Transcribe every line of the listing below without any deviation.

--- Start of Input data ---

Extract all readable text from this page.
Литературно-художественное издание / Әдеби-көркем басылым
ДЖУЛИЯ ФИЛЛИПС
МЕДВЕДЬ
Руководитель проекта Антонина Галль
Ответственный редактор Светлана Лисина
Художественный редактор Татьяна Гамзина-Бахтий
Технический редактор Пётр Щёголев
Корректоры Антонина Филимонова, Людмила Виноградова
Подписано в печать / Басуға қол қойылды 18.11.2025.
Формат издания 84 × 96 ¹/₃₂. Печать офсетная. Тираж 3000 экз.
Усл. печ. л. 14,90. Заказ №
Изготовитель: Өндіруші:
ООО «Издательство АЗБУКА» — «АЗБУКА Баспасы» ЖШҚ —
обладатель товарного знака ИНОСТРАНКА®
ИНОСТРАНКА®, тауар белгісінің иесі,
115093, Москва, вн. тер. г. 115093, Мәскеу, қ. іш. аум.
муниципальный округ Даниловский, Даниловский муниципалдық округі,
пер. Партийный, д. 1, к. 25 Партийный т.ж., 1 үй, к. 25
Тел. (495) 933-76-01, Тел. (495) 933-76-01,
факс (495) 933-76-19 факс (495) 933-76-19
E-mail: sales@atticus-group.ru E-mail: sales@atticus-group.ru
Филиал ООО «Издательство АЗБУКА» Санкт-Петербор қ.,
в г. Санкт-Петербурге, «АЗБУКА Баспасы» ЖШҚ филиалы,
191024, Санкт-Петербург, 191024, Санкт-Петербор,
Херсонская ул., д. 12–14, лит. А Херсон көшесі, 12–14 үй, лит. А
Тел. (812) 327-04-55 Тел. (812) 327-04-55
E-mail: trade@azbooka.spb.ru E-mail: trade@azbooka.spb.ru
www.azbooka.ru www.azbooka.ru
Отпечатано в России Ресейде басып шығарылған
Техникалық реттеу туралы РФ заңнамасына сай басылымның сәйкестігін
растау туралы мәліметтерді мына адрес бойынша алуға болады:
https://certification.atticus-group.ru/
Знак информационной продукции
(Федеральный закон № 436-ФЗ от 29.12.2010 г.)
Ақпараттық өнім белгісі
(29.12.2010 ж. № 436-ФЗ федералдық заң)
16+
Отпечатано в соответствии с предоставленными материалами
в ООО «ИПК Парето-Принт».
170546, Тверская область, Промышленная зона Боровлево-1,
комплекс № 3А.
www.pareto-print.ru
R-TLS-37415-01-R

--- End of Input data ---

Expected answer:
Extract all readable text from this page.
Литературно-художественное издание / Әдеби-көркем басылым
ДЖУЛИЯ ФИЛЛИПС
МЕДВЕДЬ
Руководитель проекта Антонина Галль
Ответственный редактор Светлана Лисина
Художественный редактор Татьяна Гамзина-Бахтий
Технический редактор Пётр Щёголев
Корректоры Антонина Филимонова, Людмила Виноградова
Подписано в печать / Басуға қол қойылды 18.11.2025.
Формат издания 84 × 96 ¹/₃₂. Печать офсетная. Тираж 3000 экз.
Усл. печ. л. 14,90. Заказ №
Изготовитель: Өндіруші:
ООО «Издательство АЗБУКА» — «АЗБУКА Баспасы» ЖШҚ —
обладатель товарного знака ИНОСТРАНКА®
ИНОСТРАНКА®, тауар белгісінің иесі,
115093, Москва, вн. тер. г. 115093, Мәскеу, қ. іш. аум.
муниципальный округ Даниловский, Даниловский муниципалдық округі,
пер. Партийный, д. 1, к. 25 Партийный т.ж., 1 үй, к. 25
Тел. (495) 933-76-01, Тел. (495) 933-76-01,
факс (495) 933-76-19 факс (495) 933-76-19
E-mail: sales@atticus-group.ru E-mail: sales@atticus-group.ru
Филиал ООО «Издательство АЗБУКА» Санкт-Петербор қ.,
в г. Санкт-Петербурге, «АЗБУКА Баспасы» ЖШҚ филиалы,
191024, Санкт-Петербург, 191024, Санкт-Петербор,
Херсонская ул., д. 12–14, лит. А Херсон көшесі, 12–14 үй, лит. А
Тел. (812) 327-04-55 Тел. (812) 327-04-55
E-mail: trade@azbooka.spb.ru E-mail: trade@azbooka.spb.ru
www.azbooka.ru www.azbooka.ru
Отпечатано в России Ресейде басып шығарылған
Техникалық реттеу туралы РФ заңнамасына сай басылымның сәйкестігін
растау туралы мәліметтерді мына адрес бойынша алуға болады:
https://certification.atticus-group.ru/
Знак информационной продукции
(Федеральный закон № 436-ФЗ от 29.12.2010 г.)
Ақпараттық өнім белгісі
(29.12.2010 ж. № 436-ФЗ федералдық заң)
16+
Отпечатано в соответствии с предоставленными материалами
в ООО «ИПК Парето-Принт».
170546, Тверская область, Промышленная зона Боровлево-1,
комплекс № 3А.
www.pareto-print.ru
R-TLS-37415-01-R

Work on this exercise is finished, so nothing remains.